* START Items *

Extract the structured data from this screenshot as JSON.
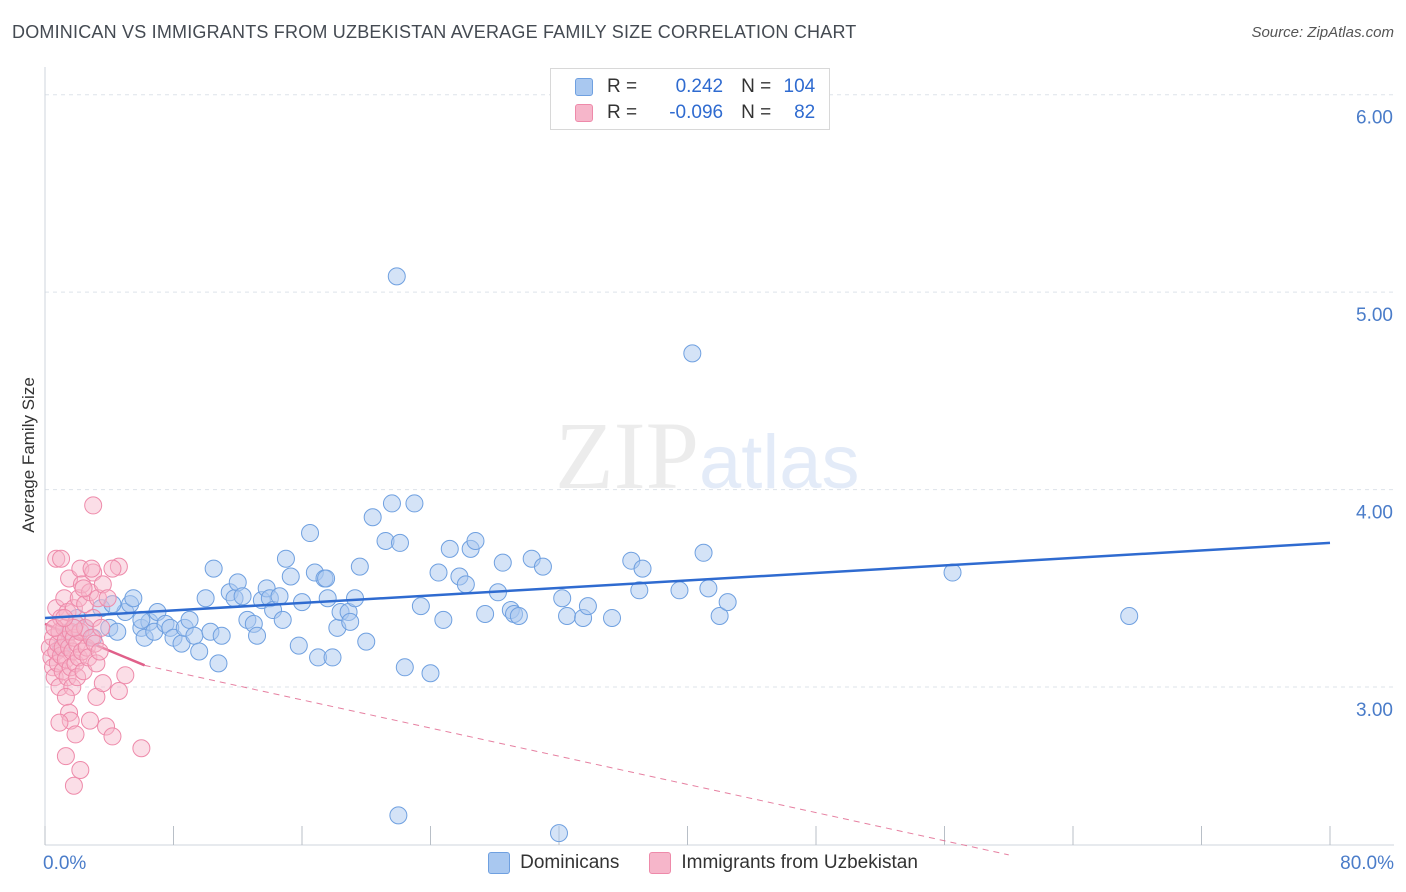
{
  "header": {
    "title": "DOMINICAN VS IMMIGRANTS FROM UZBEKISTAN AVERAGE FAMILY SIZE CORRELATION CHART",
    "source": "Source: ZipAtlas.com"
  },
  "watermark": {
    "zip": "ZIP",
    "atlas": "atlas"
  },
  "legend_top": {
    "rows": [
      {
        "r_label": "R =",
        "r_value": "0.242",
        "n_label": "N =",
        "n_value": "104"
      },
      {
        "r_label": "R =",
        "r_value": "-0.096",
        "n_label": "N =",
        "n_value": "82"
      }
    ]
  },
  "colors": {
    "blue_fill": "#a9c8f0",
    "blue_stroke": "#6fa0e0",
    "blue_line": "#2f6bd0",
    "pink_fill": "#f6b6ca",
    "pink_stroke": "#ee8aaa",
    "pink_line": "#e0608a",
    "grid": "#dde3ea",
    "axis_text": "#4a7cc9"
  },
  "chart_data": {
    "type": "scatter",
    "title": "DOMINICAN VS IMMIGRANTS FROM UZBEKISTAN AVERAGE FAMILY SIZE CORRELATION CHART",
    "xlabel": "",
    "ylabel": "Average Family Size",
    "xlim": [
      0,
      80
    ],
    "ylim": [
      2.2,
      6.1
    ],
    "x_tick_labels": [
      "0.0%",
      "80.0%"
    ],
    "y_ticks": [
      3.0,
      4.0,
      5.0,
      6.0
    ],
    "y_tick_labels": [
      "3.00",
      "4.00",
      "5.00",
      "6.00"
    ],
    "grid": true,
    "legend_position": "bottom",
    "series": [
      {
        "name": "Dominicans",
        "color": "#6fa0e0",
        "trend": {
          "x": [
            0,
            80
          ],
          "y": [
            3.35,
            3.73
          ]
        },
        "points": [
          [
            1.0,
            3.2
          ],
          [
            1.5,
            3.28
          ],
          [
            2.0,
            3.35
          ],
          [
            2.5,
            3.3
          ],
          [
            3.0,
            3.25
          ],
          [
            3.5,
            3.4
          ],
          [
            4.0,
            3.3
          ],
          [
            4.5,
            3.28
          ],
          [
            5.0,
            3.38
          ],
          [
            5.3,
            3.42
          ],
          [
            5.5,
            3.45
          ],
          [
            6.0,
            3.3
          ],
          [
            6.2,
            3.25
          ],
          [
            6.5,
            3.33
          ],
          [
            6.8,
            3.28
          ],
          [
            7.0,
            3.38
          ],
          [
            7.5,
            3.32
          ],
          [
            7.8,
            3.3
          ],
          [
            8.0,
            3.25
          ],
          [
            8.5,
            3.22
          ],
          [
            8.7,
            3.3
          ],
          [
            9.0,
            3.34
          ],
          [
            9.3,
            3.26
          ],
          [
            9.6,
            3.18
          ],
          [
            10.0,
            3.45
          ],
          [
            10.3,
            3.28
          ],
          [
            10.5,
            3.6
          ],
          [
            10.8,
            3.12
          ],
          [
            11.0,
            3.26
          ],
          [
            11.5,
            3.48
          ],
          [
            11.8,
            3.45
          ],
          [
            12.0,
            3.53
          ],
          [
            12.3,
            3.46
          ],
          [
            12.6,
            3.34
          ],
          [
            13.0,
            3.32
          ],
          [
            13.2,
            3.26
          ],
          [
            13.5,
            3.44
          ],
          [
            13.8,
            3.5
          ],
          [
            14.0,
            3.45
          ],
          [
            14.2,
            3.39
          ],
          [
            14.6,
            3.46
          ],
          [
            14.8,
            3.34
          ],
          [
            15.0,
            3.65
          ],
          [
            15.3,
            3.56
          ],
          [
            15.8,
            3.21
          ],
          [
            16.0,
            3.43
          ],
          [
            16.5,
            3.78
          ],
          [
            16.8,
            3.58
          ],
          [
            17.0,
            3.15
          ],
          [
            17.4,
            3.55
          ],
          [
            17.6,
            3.45
          ],
          [
            17.9,
            3.15
          ],
          [
            18.2,
            3.3
          ],
          [
            18.4,
            3.38
          ],
          [
            18.9,
            3.38
          ],
          [
            19.0,
            3.33
          ],
          [
            19.3,
            3.45
          ],
          [
            19.6,
            3.61
          ],
          [
            20.0,
            3.23
          ],
          [
            20.4,
            3.86
          ],
          [
            21.2,
            3.74
          ],
          [
            21.6,
            3.93
          ],
          [
            22.1,
            3.73
          ],
          [
            22.4,
            3.1
          ],
          [
            23.0,
            3.93
          ],
          [
            23.4,
            3.41
          ],
          [
            24.0,
            3.07
          ],
          [
            24.5,
            3.58
          ],
          [
            24.8,
            3.34
          ],
          [
            25.2,
            3.7
          ],
          [
            25.8,
            3.56
          ],
          [
            26.2,
            3.52
          ],
          [
            26.5,
            3.7
          ],
          [
            26.8,
            3.74
          ],
          [
            27.4,
            3.37
          ],
          [
            28.2,
            3.48
          ],
          [
            28.5,
            3.63
          ],
          [
            29.0,
            3.39
          ],
          [
            29.2,
            3.37
          ],
          [
            30.3,
            3.65
          ],
          [
            31.0,
            3.61
          ],
          [
            32.2,
            3.45
          ],
          [
            32.5,
            3.36
          ],
          [
            33.5,
            3.35
          ],
          [
            33.8,
            3.41
          ],
          [
            35.3,
            3.35
          ],
          [
            36.5,
            3.64
          ],
          [
            37.2,
            3.6
          ],
          [
            37.0,
            3.49
          ],
          [
            39.5,
            3.49
          ],
          [
            41.0,
            3.68
          ],
          [
            41.3,
            3.5
          ],
          [
            42.0,
            3.36
          ],
          [
            42.5,
            3.43
          ],
          [
            56.5,
            3.58
          ],
          [
            67.5,
            3.36
          ],
          [
            21.9,
            5.08
          ],
          [
            40.3,
            4.69
          ],
          [
            22.0,
            2.35
          ],
          [
            32.0,
            2.26
          ],
          [
            4.2,
            3.42
          ],
          [
            6.0,
            3.34
          ],
          [
            17.5,
            3.55
          ],
          [
            29.5,
            3.36
          ]
        ]
      },
      {
        "name": "Immigrants from Uzbekistan",
        "color": "#ee8aaa",
        "trend_solid": {
          "x": [
            0,
            6.2
          ],
          "y": [
            3.32,
            3.11
          ]
        },
        "trend_dashed": {
          "x": [
            6.2,
            60
          ],
          "y": [
            3.11,
            2.15
          ]
        },
        "points": [
          [
            0.3,
            3.2
          ],
          [
            0.4,
            3.15
          ],
          [
            0.5,
            3.1
          ],
          [
            0.5,
            3.25
          ],
          [
            0.6,
            3.3
          ],
          [
            0.6,
            3.05
          ],
          [
            0.7,
            3.18
          ],
          [
            0.7,
            3.4
          ],
          [
            0.8,
            3.22
          ],
          [
            0.8,
            3.12
          ],
          [
            0.9,
            3.28
          ],
          [
            0.9,
            3.0
          ],
          [
            1.0,
            3.35
          ],
          [
            1.0,
            3.16
          ],
          [
            1.1,
            3.2
          ],
          [
            1.1,
            3.08
          ],
          [
            1.2,
            3.3
          ],
          [
            1.2,
            3.45
          ],
          [
            1.3,
            3.14
          ],
          [
            1.3,
            3.24
          ],
          [
            1.4,
            3.05
          ],
          [
            1.4,
            3.38
          ],
          [
            1.5,
            3.2
          ],
          [
            1.5,
            3.55
          ],
          [
            1.6,
            3.1
          ],
          [
            1.6,
            3.28
          ],
          [
            1.7,
            3.18
          ],
          [
            1.7,
            3.0
          ],
          [
            1.8,
            3.25
          ],
          [
            1.8,
            3.4
          ],
          [
            1.9,
            3.12
          ],
          [
            1.9,
            3.32
          ],
          [
            2.0,
            3.22
          ],
          [
            2.0,
            3.05
          ],
          [
            2.1,
            3.45
          ],
          [
            2.1,
            3.15
          ],
          [
            2.2,
            3.28
          ],
          [
            2.2,
            3.6
          ],
          [
            2.3,
            3.18
          ],
          [
            2.3,
            3.52
          ],
          [
            2.4,
            3.08
          ],
          [
            2.5,
            3.3
          ],
          [
            2.5,
            3.42
          ],
          [
            2.6,
            3.2
          ],
          [
            2.7,
            3.15
          ],
          [
            2.8,
            3.48
          ],
          [
            2.9,
            3.25
          ],
          [
            3.0,
            3.35
          ],
          [
            3.0,
            3.58
          ],
          [
            3.1,
            3.22
          ],
          [
            3.2,
            3.12
          ],
          [
            3.3,
            3.45
          ],
          [
            3.4,
            3.18
          ],
          [
            3.5,
            3.3
          ],
          [
            3.6,
            3.52
          ],
          [
            0.7,
            3.65
          ],
          [
            1.0,
            3.65
          ],
          [
            3.0,
            3.92
          ],
          [
            1.3,
            2.95
          ],
          [
            1.5,
            2.87
          ],
          [
            1.6,
            2.83
          ],
          [
            1.9,
            2.76
          ],
          [
            0.9,
            2.82
          ],
          [
            2.8,
            2.83
          ],
          [
            3.2,
            2.95
          ],
          [
            3.8,
            2.8
          ],
          [
            4.2,
            2.75
          ],
          [
            4.6,
            2.98
          ],
          [
            5.0,
            3.06
          ],
          [
            3.6,
            3.02
          ],
          [
            1.3,
            2.65
          ],
          [
            2.2,
            2.58
          ],
          [
            1.8,
            2.5
          ],
          [
            6.0,
            2.69
          ],
          [
            4.6,
            3.61
          ],
          [
            4.2,
            3.6
          ],
          [
            3.9,
            3.45
          ],
          [
            2.9,
            3.6
          ],
          [
            2.4,
            3.5
          ],
          [
            1.8,
            3.3
          ],
          [
            0.6,
            3.3
          ],
          [
            1.2,
            3.35
          ]
        ]
      }
    ]
  },
  "bottom_legend": {
    "items": [
      {
        "label": "Dominicans"
      },
      {
        "label": "Immigrants from Uzbekistan"
      }
    ]
  }
}
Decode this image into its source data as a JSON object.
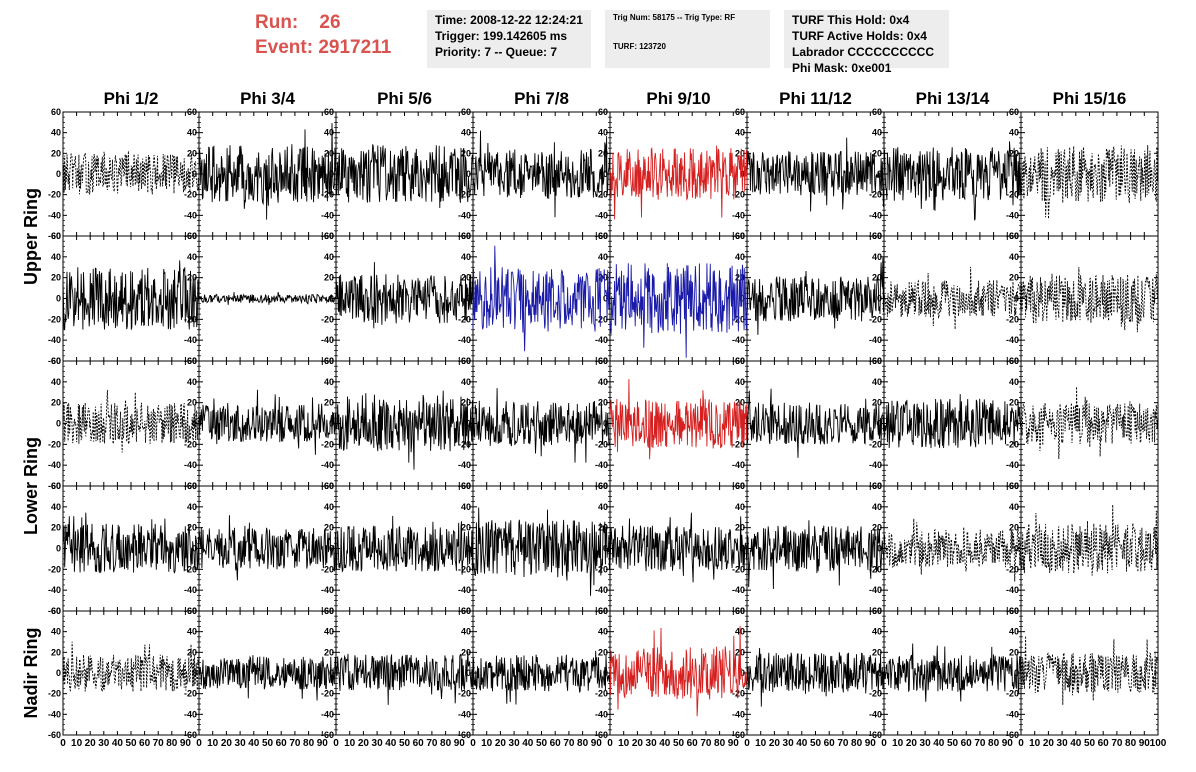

* END Items *

= Given problem =
Return each line where "name" shows up.

= Written answer =
        "name": "Dominicans",
        "name": "Immigrants from Uzbekistan",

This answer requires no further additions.